Extracted text:
--- START ---

Last Friday (October 16, 2009), the DOJ filed a lawsuit against TK Properties L.L.C., its owner, and two employees (property managers), for violating the Fair Housing Act by discriminating on the basis of race. The lawsuit alleged that the defendants violated the Fair Housing Act by harassing and making discriminatory statements to an African-American family residing at Lakeport Village Apartments (located in Sioux Falls, South Dakota). In addition, the lawsuit alleged that the defendants intimidated white tenants who came to the family's defense.

Lakeport Village Apartments is a 48-unit apartment complex that is comprised of three buildings, each with 16 units. The complex is home to many families with children. On December 1, 2008, TK Properties hired Ann Wagner (hereinafter “Manager Wagner”) and Corey Anderson (hereinafter “Manager Anderson”) as on-site property managers.

On January 5, 2009, Michelle Chevalier, a white tenant at Lakeport Village, complained to Manager Wagner about noise coming from an apartment being rented by Charlotte and Untoma Gadsden (who lived there with their three minor children and one adult child). The Gadsdens are African-American. Tenant Chevalier and Manager Wagner went upstairs to speak to the Gadsdens. Charlotte Gadsden explained to Manager Wagner that her husband Untoma had just returned from the hospital and that the noise had been the result of his dialysis machine falling to the floor. Manager Wagner nevertheless yelled, "That's it, you're done, you're out of here, I've had enough," or words to that effect.

--- END ---

Data shown:
--- START ---

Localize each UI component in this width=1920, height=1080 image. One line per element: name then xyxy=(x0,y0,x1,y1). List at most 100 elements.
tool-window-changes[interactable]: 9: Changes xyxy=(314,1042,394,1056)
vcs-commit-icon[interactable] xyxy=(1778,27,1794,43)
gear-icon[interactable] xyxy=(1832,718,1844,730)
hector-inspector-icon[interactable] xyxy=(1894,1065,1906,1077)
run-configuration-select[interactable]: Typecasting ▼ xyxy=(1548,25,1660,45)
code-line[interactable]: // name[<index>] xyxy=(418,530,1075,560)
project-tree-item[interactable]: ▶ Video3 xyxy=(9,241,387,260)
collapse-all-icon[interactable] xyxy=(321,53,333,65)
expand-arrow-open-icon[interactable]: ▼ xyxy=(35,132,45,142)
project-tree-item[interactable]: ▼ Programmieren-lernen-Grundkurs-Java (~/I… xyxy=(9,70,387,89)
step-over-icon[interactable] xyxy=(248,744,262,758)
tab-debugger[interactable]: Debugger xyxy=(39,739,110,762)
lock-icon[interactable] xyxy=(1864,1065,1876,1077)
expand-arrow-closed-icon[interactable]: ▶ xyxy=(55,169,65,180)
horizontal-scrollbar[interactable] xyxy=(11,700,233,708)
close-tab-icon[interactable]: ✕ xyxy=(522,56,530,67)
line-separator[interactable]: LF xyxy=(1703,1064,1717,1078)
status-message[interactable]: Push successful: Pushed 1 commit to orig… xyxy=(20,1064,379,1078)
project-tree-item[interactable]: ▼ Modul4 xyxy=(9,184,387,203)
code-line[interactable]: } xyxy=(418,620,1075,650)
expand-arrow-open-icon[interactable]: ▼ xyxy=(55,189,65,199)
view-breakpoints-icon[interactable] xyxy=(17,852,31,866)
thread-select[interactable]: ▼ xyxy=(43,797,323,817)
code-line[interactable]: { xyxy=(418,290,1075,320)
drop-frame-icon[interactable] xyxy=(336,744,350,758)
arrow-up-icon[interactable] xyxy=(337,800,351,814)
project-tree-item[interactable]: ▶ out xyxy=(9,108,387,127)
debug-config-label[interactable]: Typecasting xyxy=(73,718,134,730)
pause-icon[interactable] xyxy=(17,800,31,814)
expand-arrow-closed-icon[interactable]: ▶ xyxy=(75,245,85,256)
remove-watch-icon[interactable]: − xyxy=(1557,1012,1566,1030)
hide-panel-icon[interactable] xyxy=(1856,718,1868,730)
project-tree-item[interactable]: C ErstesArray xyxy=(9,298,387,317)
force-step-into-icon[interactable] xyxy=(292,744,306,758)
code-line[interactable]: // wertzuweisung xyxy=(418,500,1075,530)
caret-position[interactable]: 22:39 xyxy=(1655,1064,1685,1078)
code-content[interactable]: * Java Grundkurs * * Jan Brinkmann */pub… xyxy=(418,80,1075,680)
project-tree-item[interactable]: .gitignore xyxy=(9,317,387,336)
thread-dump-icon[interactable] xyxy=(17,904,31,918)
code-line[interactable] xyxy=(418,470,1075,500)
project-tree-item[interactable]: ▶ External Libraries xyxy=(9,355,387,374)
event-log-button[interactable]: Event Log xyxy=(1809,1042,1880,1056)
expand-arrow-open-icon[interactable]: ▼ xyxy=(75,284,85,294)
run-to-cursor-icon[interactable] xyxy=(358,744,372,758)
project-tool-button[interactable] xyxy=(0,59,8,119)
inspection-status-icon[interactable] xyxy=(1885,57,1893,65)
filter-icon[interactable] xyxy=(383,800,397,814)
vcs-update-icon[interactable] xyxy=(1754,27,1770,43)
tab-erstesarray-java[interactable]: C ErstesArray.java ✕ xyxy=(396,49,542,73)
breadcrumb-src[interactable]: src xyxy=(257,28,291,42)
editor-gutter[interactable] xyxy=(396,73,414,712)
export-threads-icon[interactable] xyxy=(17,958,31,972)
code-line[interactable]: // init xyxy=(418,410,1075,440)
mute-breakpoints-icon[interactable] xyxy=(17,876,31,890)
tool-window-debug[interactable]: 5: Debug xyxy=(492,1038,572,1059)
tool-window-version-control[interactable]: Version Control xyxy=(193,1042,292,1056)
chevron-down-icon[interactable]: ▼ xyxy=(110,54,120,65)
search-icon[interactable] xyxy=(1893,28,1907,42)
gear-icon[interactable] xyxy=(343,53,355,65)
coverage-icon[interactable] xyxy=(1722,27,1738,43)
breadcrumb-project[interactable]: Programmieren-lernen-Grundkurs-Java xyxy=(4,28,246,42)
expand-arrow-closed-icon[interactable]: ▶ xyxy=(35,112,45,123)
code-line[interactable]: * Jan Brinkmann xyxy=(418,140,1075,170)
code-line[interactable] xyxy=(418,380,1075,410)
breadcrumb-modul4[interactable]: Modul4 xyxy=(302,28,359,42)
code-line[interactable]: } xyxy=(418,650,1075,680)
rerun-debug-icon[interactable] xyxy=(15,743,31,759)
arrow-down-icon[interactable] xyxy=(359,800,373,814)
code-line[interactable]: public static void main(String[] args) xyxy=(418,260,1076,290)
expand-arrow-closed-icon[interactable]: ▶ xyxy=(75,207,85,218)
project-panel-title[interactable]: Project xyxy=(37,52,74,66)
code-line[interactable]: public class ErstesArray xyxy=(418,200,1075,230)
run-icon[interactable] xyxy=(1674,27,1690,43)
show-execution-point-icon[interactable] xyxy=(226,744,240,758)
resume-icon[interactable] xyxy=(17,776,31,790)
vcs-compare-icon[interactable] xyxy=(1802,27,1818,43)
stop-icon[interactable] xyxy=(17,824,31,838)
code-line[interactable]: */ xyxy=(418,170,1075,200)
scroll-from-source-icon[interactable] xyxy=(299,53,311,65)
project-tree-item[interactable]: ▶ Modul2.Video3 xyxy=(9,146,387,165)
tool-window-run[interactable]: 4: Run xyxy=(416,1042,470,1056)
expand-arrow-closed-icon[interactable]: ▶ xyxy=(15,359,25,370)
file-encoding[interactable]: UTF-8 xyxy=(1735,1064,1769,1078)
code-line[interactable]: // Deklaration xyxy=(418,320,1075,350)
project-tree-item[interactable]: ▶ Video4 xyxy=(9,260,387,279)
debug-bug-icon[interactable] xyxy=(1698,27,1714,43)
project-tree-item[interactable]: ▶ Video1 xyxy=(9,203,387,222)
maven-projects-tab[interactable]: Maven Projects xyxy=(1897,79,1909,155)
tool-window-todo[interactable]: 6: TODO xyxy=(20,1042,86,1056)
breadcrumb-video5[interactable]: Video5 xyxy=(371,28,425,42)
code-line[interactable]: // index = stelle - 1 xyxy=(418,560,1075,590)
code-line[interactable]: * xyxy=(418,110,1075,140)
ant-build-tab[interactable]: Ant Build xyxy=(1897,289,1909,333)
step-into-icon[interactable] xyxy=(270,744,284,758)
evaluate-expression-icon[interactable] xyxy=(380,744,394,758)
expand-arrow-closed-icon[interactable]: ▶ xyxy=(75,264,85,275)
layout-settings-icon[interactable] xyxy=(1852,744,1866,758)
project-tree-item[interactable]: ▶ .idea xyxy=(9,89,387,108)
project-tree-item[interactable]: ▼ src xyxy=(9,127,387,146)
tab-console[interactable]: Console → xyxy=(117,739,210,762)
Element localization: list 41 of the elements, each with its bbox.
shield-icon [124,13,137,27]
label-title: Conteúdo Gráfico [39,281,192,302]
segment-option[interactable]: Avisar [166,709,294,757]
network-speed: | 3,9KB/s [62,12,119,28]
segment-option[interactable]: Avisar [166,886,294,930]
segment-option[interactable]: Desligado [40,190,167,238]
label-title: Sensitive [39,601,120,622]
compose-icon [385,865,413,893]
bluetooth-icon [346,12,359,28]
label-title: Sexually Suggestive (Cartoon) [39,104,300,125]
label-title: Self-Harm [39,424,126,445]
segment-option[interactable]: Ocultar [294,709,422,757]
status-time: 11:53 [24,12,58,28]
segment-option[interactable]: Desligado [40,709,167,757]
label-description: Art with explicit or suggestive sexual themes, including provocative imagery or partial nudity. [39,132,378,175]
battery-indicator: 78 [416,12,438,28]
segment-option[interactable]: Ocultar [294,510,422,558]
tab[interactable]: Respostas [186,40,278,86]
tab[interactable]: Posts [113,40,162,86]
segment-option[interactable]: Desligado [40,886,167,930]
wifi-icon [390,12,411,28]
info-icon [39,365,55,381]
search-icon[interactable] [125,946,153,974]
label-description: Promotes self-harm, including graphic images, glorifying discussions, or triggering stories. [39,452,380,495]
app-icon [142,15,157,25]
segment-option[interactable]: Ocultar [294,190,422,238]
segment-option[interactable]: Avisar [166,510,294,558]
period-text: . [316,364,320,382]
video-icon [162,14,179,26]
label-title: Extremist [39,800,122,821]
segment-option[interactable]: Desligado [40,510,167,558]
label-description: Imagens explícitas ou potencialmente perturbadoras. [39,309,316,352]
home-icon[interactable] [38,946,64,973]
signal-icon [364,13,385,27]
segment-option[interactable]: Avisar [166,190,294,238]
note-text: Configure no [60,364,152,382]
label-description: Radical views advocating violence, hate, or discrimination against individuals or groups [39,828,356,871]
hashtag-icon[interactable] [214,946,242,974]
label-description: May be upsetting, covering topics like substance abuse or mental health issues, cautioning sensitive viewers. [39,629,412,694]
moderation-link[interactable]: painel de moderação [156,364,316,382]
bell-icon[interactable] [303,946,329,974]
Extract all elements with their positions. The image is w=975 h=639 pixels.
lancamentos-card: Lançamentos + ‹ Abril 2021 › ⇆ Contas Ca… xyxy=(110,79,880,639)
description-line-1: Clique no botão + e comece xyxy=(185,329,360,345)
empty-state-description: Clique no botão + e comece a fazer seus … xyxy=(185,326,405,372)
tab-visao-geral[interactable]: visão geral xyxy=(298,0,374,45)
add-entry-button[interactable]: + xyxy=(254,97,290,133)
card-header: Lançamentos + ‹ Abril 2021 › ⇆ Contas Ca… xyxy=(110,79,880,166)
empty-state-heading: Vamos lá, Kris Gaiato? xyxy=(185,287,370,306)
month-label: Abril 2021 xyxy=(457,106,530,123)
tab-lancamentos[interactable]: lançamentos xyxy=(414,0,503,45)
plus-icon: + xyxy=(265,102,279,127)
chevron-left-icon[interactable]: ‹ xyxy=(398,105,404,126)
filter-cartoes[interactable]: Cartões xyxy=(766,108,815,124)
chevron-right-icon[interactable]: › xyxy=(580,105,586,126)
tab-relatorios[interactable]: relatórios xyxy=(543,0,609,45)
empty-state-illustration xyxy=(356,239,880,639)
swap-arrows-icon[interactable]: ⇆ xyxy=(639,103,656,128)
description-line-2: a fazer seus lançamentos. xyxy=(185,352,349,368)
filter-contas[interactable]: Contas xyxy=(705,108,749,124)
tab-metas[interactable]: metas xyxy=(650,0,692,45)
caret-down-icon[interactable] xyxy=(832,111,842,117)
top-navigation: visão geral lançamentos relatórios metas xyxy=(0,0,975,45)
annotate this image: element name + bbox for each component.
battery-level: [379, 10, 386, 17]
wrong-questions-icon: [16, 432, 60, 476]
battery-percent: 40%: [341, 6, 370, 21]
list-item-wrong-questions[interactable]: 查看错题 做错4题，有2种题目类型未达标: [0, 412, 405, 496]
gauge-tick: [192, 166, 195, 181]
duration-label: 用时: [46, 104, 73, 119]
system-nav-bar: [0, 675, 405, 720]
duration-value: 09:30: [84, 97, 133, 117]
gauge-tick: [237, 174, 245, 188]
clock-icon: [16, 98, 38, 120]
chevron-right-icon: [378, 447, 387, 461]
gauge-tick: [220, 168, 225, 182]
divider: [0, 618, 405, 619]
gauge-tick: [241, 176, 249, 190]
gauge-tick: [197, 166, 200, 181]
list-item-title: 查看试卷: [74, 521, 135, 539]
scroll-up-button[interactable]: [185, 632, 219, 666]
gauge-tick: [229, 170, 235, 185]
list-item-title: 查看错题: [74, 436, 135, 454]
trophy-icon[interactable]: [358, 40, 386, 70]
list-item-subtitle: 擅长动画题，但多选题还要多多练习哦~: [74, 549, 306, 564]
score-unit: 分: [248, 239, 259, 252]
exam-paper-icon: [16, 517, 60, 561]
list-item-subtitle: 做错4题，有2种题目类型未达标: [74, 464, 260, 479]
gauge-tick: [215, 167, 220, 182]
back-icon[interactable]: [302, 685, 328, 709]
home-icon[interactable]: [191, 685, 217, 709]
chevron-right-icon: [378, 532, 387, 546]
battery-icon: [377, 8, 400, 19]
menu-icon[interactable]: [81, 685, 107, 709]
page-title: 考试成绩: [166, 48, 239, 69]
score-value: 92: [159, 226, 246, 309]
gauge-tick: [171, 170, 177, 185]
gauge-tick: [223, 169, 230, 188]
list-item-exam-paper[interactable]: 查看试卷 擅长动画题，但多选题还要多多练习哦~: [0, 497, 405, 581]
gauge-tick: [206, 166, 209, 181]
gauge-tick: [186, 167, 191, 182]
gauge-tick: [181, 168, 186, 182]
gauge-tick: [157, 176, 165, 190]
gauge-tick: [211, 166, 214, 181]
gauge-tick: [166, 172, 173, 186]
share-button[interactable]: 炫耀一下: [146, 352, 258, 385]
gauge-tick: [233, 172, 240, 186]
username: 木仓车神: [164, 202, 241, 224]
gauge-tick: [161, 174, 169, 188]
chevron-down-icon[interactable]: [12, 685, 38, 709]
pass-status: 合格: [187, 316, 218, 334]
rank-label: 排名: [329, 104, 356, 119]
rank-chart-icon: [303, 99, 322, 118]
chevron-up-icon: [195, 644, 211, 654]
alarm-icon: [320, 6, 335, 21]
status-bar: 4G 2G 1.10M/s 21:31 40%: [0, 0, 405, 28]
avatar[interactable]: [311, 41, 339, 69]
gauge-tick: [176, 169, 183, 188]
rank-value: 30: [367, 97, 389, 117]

--- END ---

Questions:
**a)** According to the Lakeport Village passage, on what date did TK Properties hire its two on-site property managers?
**b)** Quote the Lakeport Village passage, beginning at the words "On January 5, 2009, Michelle" and stopping after "to that effect.".
The lines above come from a different source than the Lakeport Village passage.

Exercise results:
**a)** December 1, 2008.

**b)**
On January 5, 2009, Michelle Chevalier, a white tenant at Lakeport Village, complained to Manager Wagner about noise coming from an apartment being rented by Charlotte and Untoma Gadsden (who lived there with their three minor children and one adult child). The Gadsdens are African-American. Tenant Chevalier and Manager Wagner went upstairs to speak to the Gadsdens. Charlotte Gadsden explained to Manager Wagner that her husband Untoma had just returned from the hospital and that the noise had been the result of his dialysis machine falling to the floor. Manager Wagner nevertheless yelled, "That's it, you're done, you're out of here, I've had enough," or words to that effect.